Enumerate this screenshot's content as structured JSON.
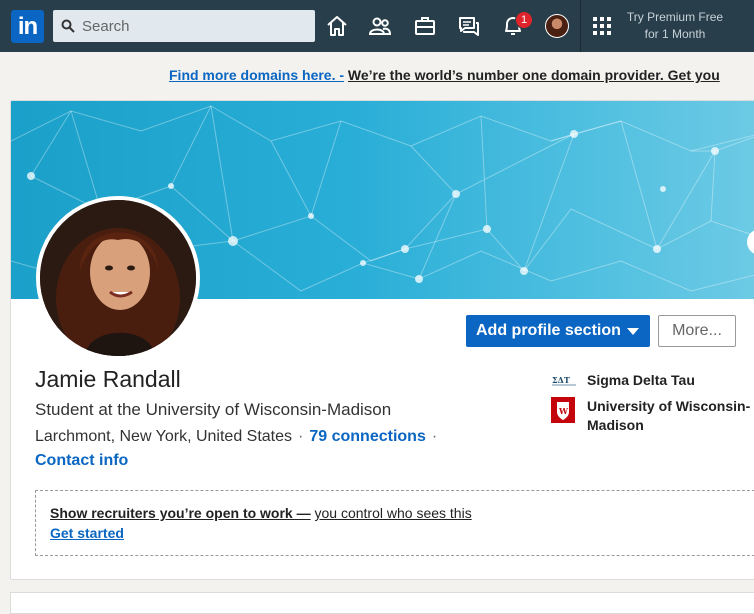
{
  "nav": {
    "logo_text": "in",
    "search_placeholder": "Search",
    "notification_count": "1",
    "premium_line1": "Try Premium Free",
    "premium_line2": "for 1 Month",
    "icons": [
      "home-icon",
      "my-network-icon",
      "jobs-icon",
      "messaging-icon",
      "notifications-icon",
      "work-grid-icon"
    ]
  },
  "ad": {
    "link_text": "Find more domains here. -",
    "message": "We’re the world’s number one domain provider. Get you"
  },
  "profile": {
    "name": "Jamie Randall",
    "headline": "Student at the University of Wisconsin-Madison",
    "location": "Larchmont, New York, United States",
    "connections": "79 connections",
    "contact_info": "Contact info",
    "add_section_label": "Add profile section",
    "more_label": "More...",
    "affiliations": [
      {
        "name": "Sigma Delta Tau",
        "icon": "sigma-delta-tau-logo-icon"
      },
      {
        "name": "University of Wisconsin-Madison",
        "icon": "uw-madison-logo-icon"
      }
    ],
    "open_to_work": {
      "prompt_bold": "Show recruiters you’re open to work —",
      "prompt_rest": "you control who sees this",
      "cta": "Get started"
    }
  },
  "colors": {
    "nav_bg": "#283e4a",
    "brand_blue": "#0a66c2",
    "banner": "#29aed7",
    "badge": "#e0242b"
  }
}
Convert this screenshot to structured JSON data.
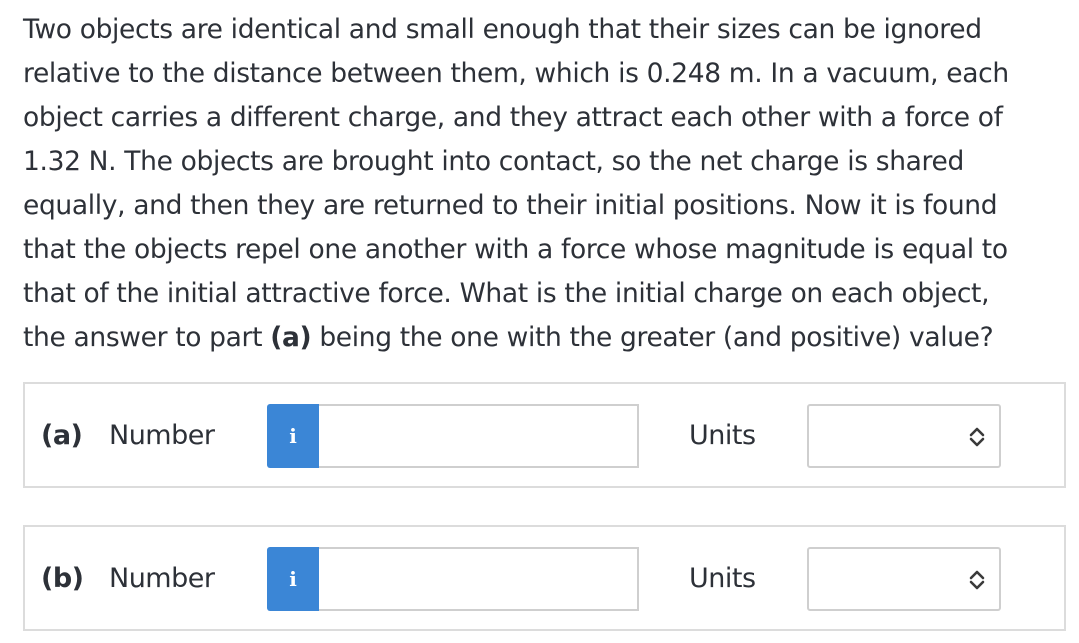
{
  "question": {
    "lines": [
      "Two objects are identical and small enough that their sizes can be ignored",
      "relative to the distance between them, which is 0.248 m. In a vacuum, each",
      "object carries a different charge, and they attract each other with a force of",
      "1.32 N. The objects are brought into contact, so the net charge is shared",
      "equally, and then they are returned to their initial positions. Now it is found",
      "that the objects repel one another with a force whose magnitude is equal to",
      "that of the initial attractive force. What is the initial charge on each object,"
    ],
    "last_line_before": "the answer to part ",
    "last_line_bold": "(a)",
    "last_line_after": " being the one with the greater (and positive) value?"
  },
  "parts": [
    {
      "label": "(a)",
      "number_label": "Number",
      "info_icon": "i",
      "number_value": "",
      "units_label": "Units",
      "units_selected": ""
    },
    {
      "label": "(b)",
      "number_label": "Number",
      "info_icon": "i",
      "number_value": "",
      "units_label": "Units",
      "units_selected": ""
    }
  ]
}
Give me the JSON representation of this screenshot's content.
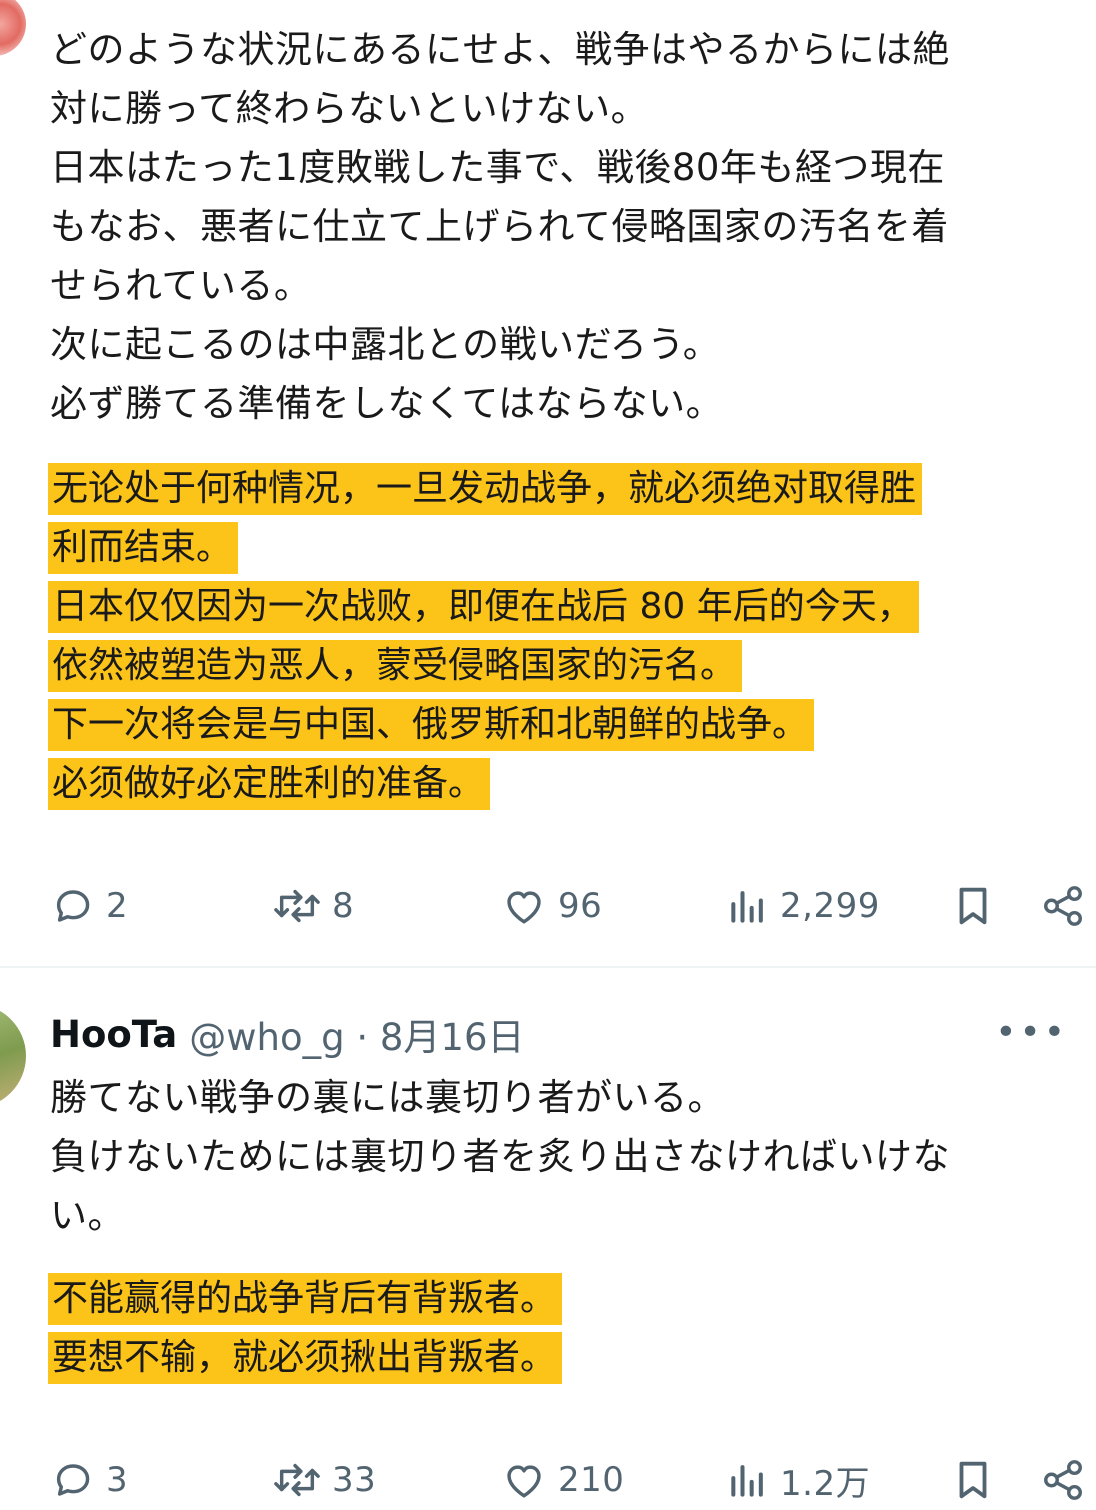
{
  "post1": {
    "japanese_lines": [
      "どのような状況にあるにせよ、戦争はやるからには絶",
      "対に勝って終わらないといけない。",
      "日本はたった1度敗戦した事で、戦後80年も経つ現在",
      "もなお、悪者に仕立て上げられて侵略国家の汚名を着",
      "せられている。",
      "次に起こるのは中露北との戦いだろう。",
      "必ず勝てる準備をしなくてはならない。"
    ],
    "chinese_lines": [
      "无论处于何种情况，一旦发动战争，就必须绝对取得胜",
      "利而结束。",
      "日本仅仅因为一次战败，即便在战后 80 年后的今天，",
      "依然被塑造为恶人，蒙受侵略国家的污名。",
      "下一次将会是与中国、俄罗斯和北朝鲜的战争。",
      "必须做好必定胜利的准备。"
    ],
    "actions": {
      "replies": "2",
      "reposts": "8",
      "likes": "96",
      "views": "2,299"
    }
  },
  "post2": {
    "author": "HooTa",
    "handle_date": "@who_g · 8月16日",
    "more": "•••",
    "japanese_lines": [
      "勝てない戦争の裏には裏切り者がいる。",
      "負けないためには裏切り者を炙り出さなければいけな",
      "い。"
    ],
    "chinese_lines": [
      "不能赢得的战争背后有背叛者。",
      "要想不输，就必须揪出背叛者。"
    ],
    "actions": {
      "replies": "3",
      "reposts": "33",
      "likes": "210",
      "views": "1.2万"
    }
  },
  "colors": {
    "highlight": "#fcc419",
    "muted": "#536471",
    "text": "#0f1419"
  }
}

--

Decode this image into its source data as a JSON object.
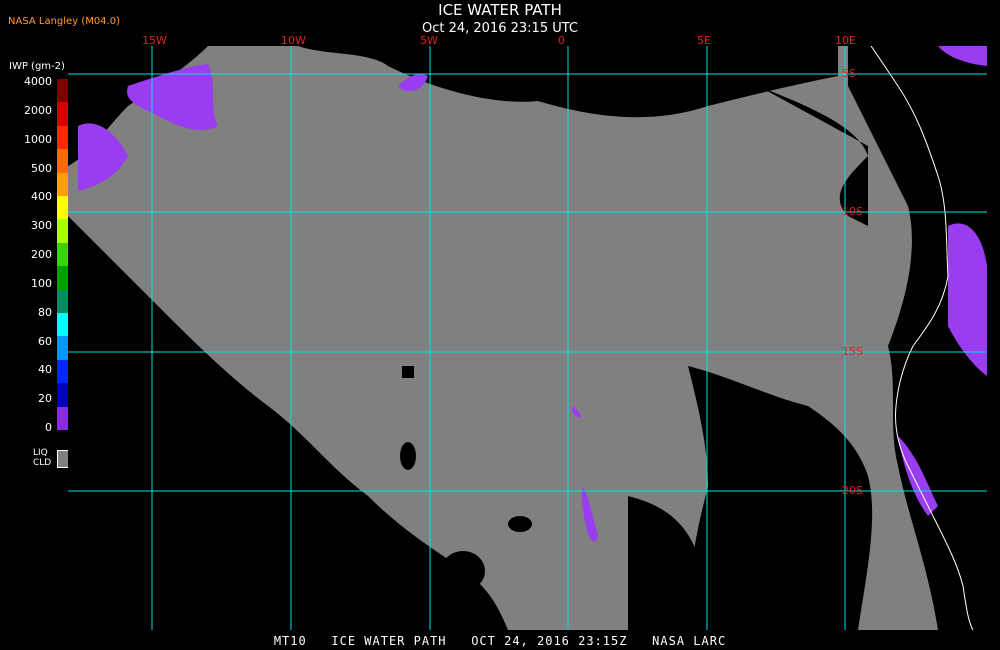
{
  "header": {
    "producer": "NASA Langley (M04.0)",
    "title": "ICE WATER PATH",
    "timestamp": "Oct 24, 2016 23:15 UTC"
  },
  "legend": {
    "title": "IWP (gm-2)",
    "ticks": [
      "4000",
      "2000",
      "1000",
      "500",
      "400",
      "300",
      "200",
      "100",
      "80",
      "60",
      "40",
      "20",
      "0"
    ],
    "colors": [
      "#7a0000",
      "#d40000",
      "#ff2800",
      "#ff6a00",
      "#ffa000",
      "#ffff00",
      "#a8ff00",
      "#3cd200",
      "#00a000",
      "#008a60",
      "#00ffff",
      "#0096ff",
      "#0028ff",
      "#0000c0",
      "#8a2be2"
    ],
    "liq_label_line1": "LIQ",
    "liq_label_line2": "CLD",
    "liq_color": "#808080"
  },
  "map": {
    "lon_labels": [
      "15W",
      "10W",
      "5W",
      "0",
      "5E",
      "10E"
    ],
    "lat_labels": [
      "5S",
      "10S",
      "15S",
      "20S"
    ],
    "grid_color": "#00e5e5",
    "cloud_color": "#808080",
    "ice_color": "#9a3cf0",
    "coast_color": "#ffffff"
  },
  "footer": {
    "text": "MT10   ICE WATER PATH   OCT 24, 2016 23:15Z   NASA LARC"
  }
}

* * *

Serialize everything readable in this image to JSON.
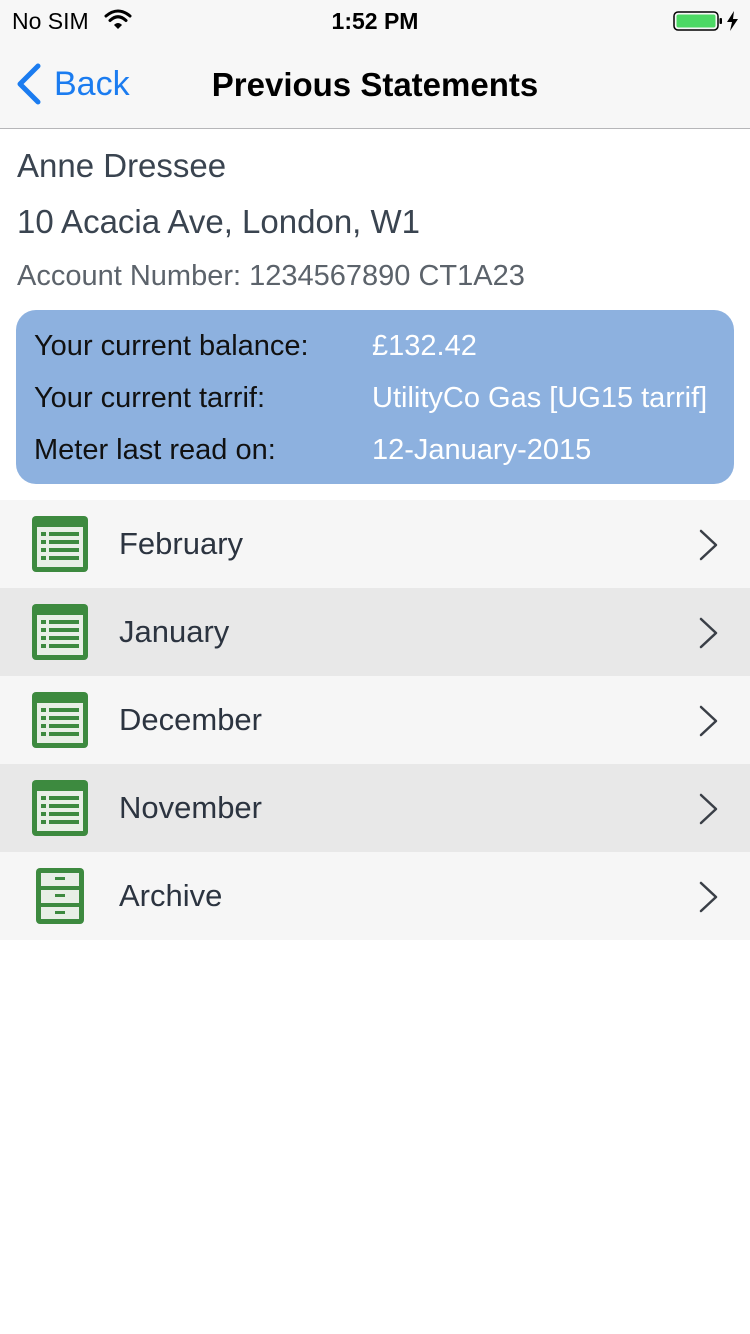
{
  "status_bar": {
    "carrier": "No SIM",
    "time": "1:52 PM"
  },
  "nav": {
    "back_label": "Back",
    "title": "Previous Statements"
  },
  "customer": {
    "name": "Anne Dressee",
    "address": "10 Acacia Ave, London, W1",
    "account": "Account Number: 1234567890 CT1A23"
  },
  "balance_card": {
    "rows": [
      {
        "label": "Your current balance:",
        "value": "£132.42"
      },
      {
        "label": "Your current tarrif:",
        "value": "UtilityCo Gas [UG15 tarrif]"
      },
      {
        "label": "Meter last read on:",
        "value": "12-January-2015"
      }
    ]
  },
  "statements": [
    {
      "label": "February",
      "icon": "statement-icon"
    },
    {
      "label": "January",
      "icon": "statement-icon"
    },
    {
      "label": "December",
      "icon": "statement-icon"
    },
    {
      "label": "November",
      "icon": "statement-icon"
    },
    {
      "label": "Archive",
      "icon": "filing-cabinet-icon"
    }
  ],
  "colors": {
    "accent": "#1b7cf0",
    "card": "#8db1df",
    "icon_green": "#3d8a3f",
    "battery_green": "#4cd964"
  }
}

- _PROBLEM DESCRIPTION_
Collect every line above that contains the word "data".

- _REPLY_
Convert this screenshot to structured JSON data.
Decode this image into its source data as a JSON object.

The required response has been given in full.